(Entries from a dataset)
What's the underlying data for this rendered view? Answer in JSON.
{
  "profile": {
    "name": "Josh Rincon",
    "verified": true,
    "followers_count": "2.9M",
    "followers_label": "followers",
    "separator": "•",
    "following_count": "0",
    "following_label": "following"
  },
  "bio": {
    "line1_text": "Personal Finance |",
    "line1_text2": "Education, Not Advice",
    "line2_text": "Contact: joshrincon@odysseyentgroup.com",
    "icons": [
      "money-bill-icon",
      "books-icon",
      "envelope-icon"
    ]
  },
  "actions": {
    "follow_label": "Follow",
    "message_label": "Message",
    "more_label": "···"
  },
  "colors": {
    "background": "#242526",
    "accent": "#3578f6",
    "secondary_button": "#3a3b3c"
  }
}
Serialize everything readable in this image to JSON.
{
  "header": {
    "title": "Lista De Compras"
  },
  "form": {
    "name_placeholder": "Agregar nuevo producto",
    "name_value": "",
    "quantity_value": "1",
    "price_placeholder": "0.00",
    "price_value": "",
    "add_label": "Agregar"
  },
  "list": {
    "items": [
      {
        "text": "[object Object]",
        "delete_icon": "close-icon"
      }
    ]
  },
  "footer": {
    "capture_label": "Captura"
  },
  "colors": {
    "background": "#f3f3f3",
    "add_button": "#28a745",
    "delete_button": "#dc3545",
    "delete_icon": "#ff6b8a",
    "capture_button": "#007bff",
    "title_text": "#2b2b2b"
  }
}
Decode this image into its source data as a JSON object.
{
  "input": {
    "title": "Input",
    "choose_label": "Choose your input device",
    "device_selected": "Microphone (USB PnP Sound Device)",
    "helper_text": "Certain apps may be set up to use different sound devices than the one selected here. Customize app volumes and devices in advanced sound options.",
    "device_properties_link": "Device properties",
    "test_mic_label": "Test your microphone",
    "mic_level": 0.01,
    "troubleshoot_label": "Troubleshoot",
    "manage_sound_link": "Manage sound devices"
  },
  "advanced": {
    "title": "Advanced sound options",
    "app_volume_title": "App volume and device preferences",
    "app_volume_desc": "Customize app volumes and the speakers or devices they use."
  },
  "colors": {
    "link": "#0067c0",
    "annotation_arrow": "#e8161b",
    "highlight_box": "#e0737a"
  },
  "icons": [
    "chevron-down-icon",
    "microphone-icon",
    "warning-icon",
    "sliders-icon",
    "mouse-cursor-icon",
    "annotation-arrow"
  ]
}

- DIRECTIONS FOR THIS TASK
Reproduce, exactly and with nothing added, the lines from the one that includes "Decode this image" through the last line of the material.

- WORKED ANSWER
Decode this image into its source data as a JSON object.
{
  "input": {
    "title": "Input",
    "choose_label": "Choose your input device",
    "device_selected": "Microphone (USB PnP Sound Device)",
    "helper_text": "Certain apps may be set up to use different sound devices than the one selected here. Customize app volumes and devices in advanced sound options.",
    "device_properties_link": "Device properties",
    "test_mic_label": "Test your microphone",
    "mic_level": 0.01,
    "troubleshoot_label": "Troubleshoot",
    "manage_sound_link": "Manage sound devices"
  },
  "advanced": {
    "title": "Advanced sound options",
    "app_volume_title": "App volume and device preferences",
    "app_volume_desc": "Customize app volumes and the speakers or devices they use."
  },
  "colors": {
    "link": "#0067c0",
    "annotation_arrow": "#e8161b",
    "highlight_box": "#e0737a"
  },
  "icons": [
    "chevron-down-icon",
    "microphone-icon",
    "warning-icon",
    "sliders-icon",
    "mouse-cursor-icon",
    "annotation-arrow"
  ]
}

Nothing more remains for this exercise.